Gather up every line that includes the string "this".

━━━ Records provided ━━━

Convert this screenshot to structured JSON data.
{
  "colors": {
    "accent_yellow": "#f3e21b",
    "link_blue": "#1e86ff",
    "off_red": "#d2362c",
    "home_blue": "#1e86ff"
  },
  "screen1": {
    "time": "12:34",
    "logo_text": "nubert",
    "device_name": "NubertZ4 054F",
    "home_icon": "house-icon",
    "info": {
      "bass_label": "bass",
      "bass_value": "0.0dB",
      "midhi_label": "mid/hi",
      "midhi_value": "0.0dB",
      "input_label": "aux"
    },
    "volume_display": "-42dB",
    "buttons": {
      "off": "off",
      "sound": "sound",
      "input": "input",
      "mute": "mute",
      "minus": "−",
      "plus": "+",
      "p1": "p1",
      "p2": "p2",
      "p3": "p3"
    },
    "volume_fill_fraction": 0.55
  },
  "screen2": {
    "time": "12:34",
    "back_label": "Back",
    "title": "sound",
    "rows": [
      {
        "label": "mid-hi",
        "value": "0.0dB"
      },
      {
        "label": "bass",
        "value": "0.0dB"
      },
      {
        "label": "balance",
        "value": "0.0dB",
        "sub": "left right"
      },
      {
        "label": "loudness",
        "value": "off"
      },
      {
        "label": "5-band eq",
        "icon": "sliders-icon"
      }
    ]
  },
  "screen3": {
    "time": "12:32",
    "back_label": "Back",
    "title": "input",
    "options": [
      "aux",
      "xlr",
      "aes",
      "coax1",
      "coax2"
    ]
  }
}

━━━
━━━ Records provided ━━━

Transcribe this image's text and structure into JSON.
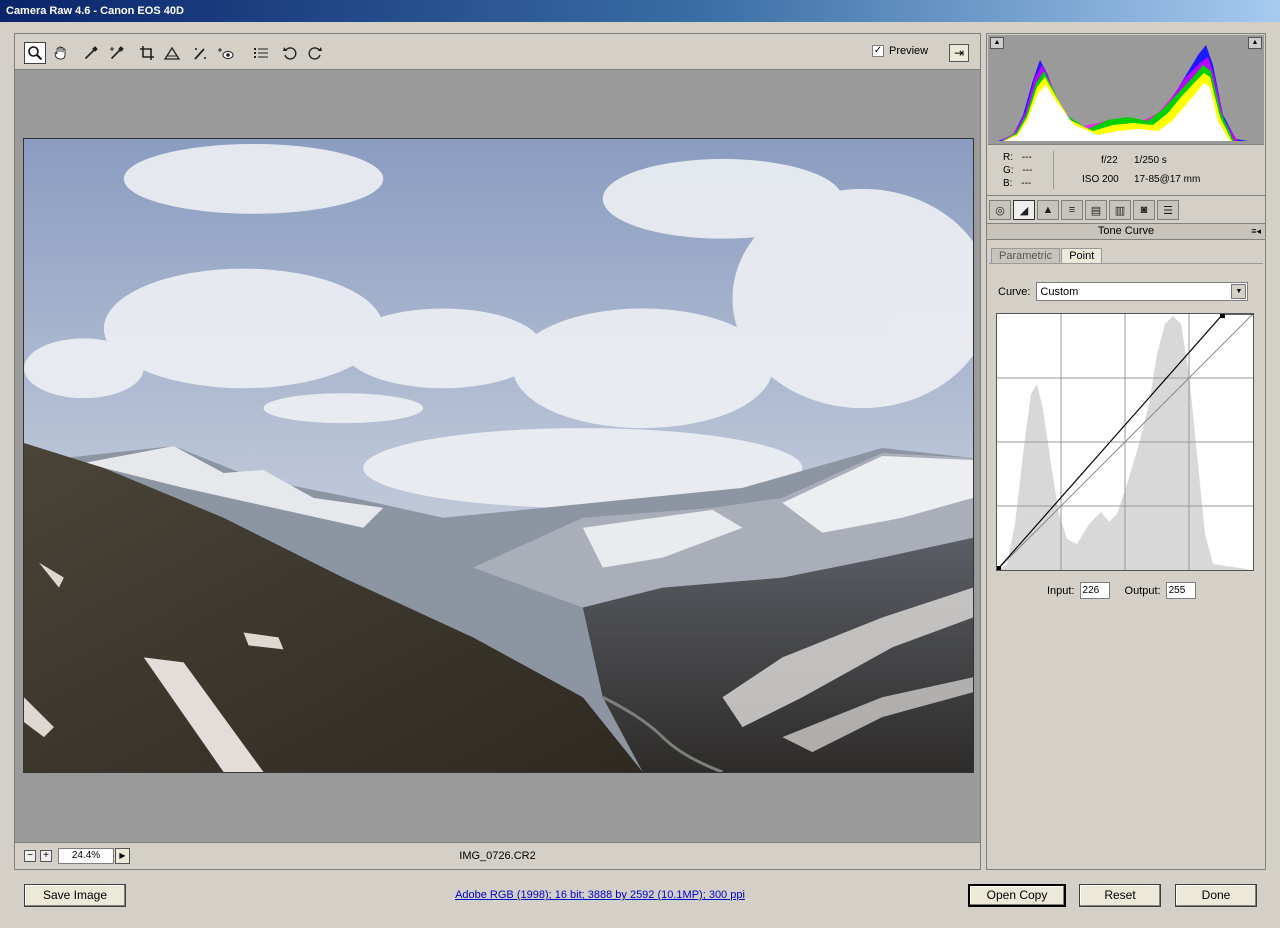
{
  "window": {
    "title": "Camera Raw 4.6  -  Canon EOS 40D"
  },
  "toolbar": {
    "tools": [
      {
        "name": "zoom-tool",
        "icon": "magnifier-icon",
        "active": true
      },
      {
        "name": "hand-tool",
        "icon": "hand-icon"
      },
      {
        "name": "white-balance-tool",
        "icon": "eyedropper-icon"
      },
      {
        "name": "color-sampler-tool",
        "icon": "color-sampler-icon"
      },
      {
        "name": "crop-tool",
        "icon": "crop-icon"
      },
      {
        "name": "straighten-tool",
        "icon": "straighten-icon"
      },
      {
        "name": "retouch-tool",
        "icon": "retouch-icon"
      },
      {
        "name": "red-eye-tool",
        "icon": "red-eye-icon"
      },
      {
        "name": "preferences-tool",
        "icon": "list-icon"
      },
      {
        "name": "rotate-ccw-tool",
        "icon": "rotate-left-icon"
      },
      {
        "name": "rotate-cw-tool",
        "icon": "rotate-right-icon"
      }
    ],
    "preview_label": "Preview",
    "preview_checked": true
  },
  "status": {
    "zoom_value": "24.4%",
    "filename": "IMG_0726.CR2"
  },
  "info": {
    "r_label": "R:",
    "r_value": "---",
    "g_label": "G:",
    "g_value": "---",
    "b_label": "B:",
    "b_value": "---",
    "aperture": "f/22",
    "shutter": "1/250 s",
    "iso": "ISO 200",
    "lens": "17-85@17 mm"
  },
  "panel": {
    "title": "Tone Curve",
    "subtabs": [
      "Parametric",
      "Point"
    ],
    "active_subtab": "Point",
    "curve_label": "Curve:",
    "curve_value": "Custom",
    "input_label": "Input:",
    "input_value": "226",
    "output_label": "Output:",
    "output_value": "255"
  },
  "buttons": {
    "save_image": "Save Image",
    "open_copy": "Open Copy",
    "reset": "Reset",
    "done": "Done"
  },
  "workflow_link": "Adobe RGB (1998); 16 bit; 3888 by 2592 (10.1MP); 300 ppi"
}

━━━

# Final result
Convert this screenshot to structured JSON data.
Transcribe this image's text and structure into JSON.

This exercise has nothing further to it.